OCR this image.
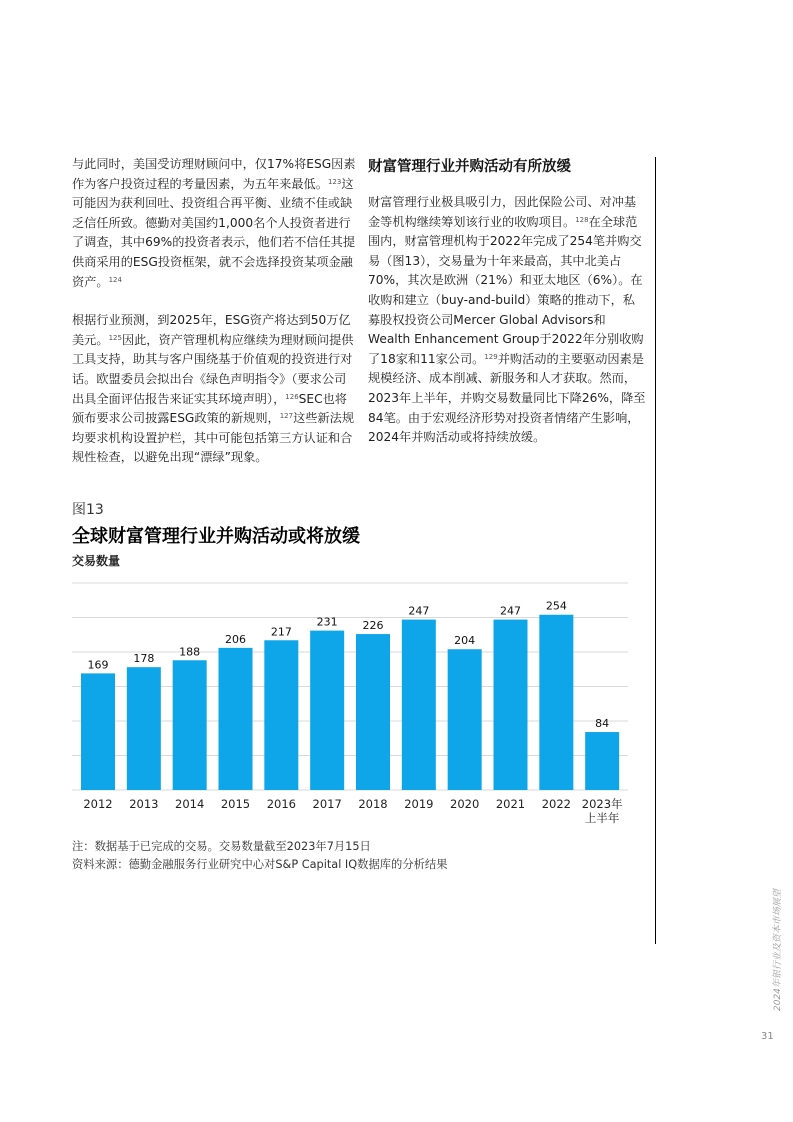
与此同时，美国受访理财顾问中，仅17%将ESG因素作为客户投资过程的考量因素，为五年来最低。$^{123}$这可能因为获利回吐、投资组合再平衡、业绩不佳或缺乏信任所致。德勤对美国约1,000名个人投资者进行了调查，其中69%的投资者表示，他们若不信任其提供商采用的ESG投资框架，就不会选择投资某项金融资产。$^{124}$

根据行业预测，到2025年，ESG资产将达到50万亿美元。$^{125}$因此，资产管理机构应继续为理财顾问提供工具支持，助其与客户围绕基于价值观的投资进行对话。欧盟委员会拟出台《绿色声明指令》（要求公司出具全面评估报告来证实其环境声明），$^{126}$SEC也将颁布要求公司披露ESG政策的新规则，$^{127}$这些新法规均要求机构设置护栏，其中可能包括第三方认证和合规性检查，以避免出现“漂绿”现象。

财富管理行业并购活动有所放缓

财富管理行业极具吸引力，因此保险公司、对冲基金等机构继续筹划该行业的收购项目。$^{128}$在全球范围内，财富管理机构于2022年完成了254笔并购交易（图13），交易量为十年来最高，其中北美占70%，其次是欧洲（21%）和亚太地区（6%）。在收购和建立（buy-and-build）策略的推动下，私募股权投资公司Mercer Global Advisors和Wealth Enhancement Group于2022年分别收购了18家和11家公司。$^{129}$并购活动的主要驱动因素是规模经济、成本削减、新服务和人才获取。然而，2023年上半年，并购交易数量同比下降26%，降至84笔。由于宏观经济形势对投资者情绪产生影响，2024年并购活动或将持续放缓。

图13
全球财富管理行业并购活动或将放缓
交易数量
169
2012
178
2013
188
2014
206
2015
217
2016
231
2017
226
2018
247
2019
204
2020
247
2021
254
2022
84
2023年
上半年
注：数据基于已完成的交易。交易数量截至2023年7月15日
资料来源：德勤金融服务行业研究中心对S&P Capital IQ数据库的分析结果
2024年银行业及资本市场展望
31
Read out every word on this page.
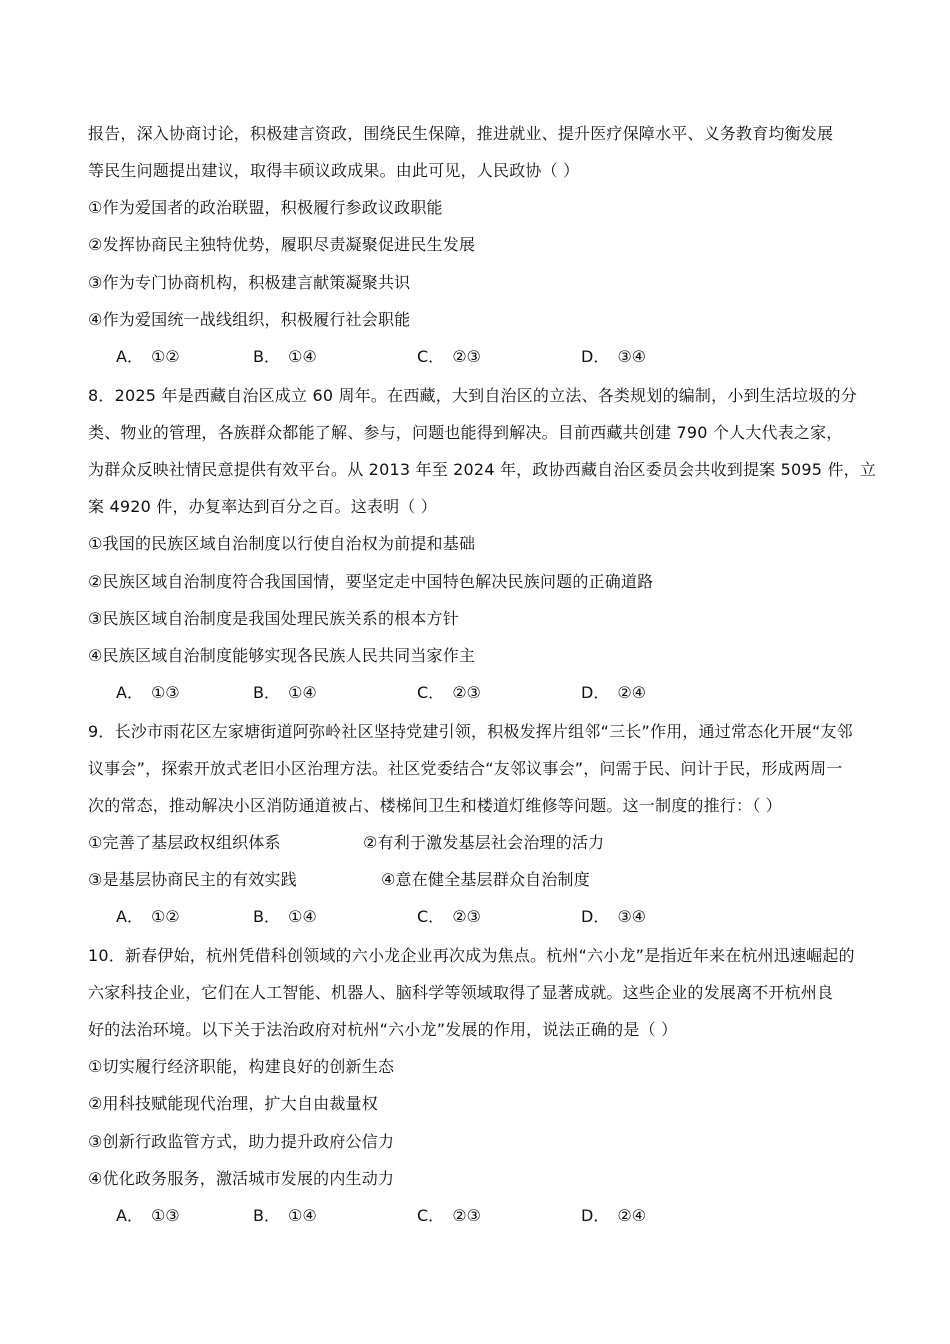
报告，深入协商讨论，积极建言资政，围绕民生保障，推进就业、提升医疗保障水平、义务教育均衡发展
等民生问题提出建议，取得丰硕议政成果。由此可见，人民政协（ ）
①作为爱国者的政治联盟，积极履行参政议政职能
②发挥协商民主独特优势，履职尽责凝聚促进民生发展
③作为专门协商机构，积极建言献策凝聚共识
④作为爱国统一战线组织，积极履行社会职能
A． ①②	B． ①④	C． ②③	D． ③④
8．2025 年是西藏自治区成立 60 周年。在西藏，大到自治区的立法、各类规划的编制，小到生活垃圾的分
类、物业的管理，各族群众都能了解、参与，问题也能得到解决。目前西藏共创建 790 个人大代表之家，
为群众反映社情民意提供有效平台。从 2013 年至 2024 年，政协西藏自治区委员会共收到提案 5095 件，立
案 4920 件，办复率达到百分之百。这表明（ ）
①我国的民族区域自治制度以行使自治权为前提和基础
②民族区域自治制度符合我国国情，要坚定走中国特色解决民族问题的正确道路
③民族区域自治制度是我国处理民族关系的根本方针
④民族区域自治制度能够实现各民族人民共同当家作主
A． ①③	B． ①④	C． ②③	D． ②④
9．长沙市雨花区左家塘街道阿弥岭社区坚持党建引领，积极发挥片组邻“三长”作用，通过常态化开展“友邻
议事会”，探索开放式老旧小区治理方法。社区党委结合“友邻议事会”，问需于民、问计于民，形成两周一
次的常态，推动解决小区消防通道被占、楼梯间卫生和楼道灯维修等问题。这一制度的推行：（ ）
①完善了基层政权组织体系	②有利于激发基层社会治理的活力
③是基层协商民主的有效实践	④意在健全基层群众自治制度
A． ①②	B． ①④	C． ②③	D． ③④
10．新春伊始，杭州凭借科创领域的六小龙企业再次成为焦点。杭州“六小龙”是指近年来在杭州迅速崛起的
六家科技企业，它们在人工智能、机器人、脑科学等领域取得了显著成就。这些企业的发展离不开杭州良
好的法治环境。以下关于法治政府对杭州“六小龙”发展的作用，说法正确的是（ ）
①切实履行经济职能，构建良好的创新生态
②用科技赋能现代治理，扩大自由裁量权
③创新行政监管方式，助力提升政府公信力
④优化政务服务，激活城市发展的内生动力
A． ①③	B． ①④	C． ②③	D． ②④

▶ _TASK DESCRIPTION_: Transcribe all the lines above exactly, apart from the pictures.

▶ _PROBLEM SOLUTION_:
OCR this image.
与此同时，美国受访理财顾问中，仅17%将ESG因素作为客户投资过程的考量因素，为五年来最低。$^{123}$这可能因为获利回吐、投资组合再平衡、业绩不佳或缺乏信任所致。德勤对美国约1,000名个人投资者进行了调查，其中69%的投资者表示，他们若不信任其提供商采用的ESG投资框架，就不会选择投资某项金融资产。$^{124}$

根据行业预测，到2025年，ESG资产将达到50万亿美元。$^{125}$因此，资产管理机构应继续为理财顾问提供工具支持，助其与客户围绕基于价值观的投资进行对话。欧盟委员会拟出台《绿色声明指令》（要求公司出具全面评估报告来证实其环境声明），$^{126}$SEC也将颁布要求公司披露ESG政策的新规则，$^{127}$这些新法规均要求机构设置护栏，其中可能包括第三方认证和合规性检查，以避免出现“漂绿”现象。

财富管理行业并购活动有所放缓

财富管理行业极具吸引力，因此保险公司、对冲基金等机构继续筹划该行业的收购项目。$^{128}$在全球范围内，财富管理机构于2022年完成了254笔并购交易（图13），交易量为十年来最高，其中北美占70%，其次是欧洲（21%）和亚太地区（6%）。在收购和建立（buy-and-build）策略的推动下，私募股权投资公司Mercer Global Advisors和Wealth Enhancement Group于2022年分别收购了18家和11家公司。$^{129}$并购活动的主要驱动因素是规模经济、成本削减、新服务和人才获取。然而，2023年上半年，并购交易数量同比下降26%，降至84笔。由于宏观经济形势对投资者情绪产生影响，2024年并购活动或将持续放缓。

图13
全球财富管理行业并购活动或将放缓
交易数量
169
2012
178
2013
188
2014
206
2015
217
2016
231
2017
226
2018
247
2019
204
2020
247
2021
254
2022
84
2023年
上半年
注：数据基于已完成的交易。交易数量截至2023年7月15日
资料来源：德勤金融服务行业研究中心对S&P Capital IQ数据库的分析结果
2024年银行业及资本市场展望
31
Read out every word on this page.
报告，深入协商讨论，积极建言资政，围绕民生保障，推进就业、提升医疗保障水平、义务教育均衡发展
等民生问题提出建议，取得丰硕议政成果。由此可见，人民政协（ ）
①作为爱国者的政治联盟，积极履行参政议政职能
②发挥协商民主独特优势，履职尽责凝聚促进民生发展
③作为专门协商机构，积极建言献策凝聚共识
④作为爱国统一战线组织，积极履行社会职能
A． ①②	B． ①④	C． ②③	D． ③④
8．2025 年是西藏自治区成立 60 周年。在西藏，大到自治区的立法、各类规划的编制，小到生活垃圾的分
类、物业的管理，各族群众都能了解、参与，问题也能得到解决。目前西藏共创建 790 个人大代表之家，
为群众反映社情民意提供有效平台。从 2013 年至 2024 年，政协西藏自治区委员会共收到提案 5095 件，立
案 4920 件，办复率达到百分之百。这表明（ ）
①我国的民族区域自治制度以行使自治权为前提和基础
②民族区域自治制度符合我国国情，要坚定走中国特色解决民族问题的正确道路
③民族区域自治制度是我国处理民族关系的根本方针
④民族区域自治制度能够实现各民族人民共同当家作主
A． ①③	B． ①④	C． ②③	D． ②④
9．长沙市雨花区左家塘街道阿弥岭社区坚持党建引领，积极发挥片组邻“三长”作用，通过常态化开展“友邻
议事会”，探索开放式老旧小区治理方法。社区党委结合“友邻议事会”，问需于民、问计于民，形成两周一
次的常态，推动解决小区消防通道被占、楼梯间卫生和楼道灯维修等问题。这一制度的推行：（ ）
①完善了基层政权组织体系	②有利于激发基层社会治理的活力
③是基层协商民主的有效实践	④意在健全基层群众自治制度
A． ①②	B． ①④	C． ②③	D． ③④
10．新春伊始，杭州凭借科创领域的六小龙企业再次成为焦点。杭州“六小龙”是指近年来在杭州迅速崛起的
六家科技企业，它们在人工智能、机器人、脑科学等领域取得了显著成就。这些企业的发展离不开杭州良
好的法治环境。以下关于法治政府对杭州“六小龙”发展的作用，说法正确的是（ ）
①切实履行经济职能，构建良好的创新生态
②用科技赋能现代治理，扩大自由裁量权
③创新行政监管方式，助力提升政府公信力
④优化政务服务，激活城市发展的内生动力
A． ①③	B． ①④	C． ②③	D． ②④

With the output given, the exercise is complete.